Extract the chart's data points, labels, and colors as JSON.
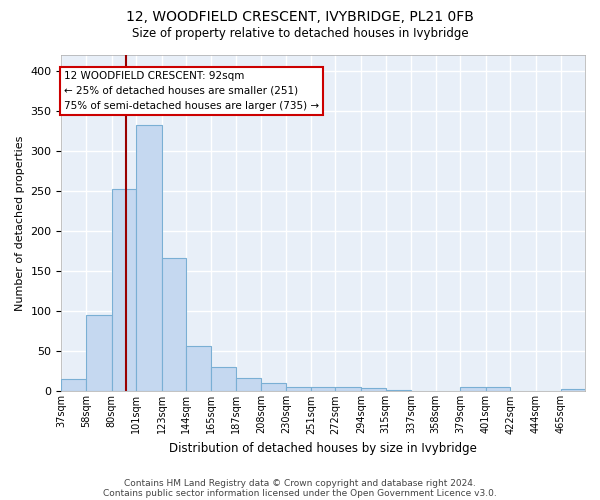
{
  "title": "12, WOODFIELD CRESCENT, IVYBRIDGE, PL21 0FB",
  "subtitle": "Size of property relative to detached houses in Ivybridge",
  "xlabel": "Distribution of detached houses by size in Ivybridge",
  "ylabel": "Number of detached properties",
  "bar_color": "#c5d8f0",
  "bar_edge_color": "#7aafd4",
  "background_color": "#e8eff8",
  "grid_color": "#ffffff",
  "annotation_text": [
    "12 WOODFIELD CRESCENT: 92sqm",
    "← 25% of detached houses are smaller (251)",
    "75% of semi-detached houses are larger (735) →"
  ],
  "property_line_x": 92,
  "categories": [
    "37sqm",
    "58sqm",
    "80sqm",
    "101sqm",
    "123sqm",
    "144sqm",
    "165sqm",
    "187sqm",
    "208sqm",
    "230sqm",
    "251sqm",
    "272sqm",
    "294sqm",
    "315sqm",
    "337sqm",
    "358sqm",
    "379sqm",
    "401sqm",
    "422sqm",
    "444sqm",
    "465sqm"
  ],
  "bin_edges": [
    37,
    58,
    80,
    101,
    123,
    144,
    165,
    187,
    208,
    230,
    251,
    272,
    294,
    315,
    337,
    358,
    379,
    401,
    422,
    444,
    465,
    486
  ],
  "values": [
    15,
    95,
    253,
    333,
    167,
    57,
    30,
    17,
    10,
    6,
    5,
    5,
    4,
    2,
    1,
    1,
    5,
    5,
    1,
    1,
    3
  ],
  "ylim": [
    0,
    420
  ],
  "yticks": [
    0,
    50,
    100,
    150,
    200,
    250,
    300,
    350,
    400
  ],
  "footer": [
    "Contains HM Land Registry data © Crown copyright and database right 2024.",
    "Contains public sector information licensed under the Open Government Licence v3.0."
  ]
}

+ + + +

■ EXERCISE: From the data above, copy each line that has the string "detached".

■ CORRECT RESPONSE:
  "subtitle": "Size of property relative to detached houses in Ivybridge",
  "xlabel": "Distribution of detached houses by size in Ivybridge",
  "ylabel": "Number of detached properties",
    "← 25% of detached houses are smaller (251)",
    "75% of semi-detached houses are larger (735) →"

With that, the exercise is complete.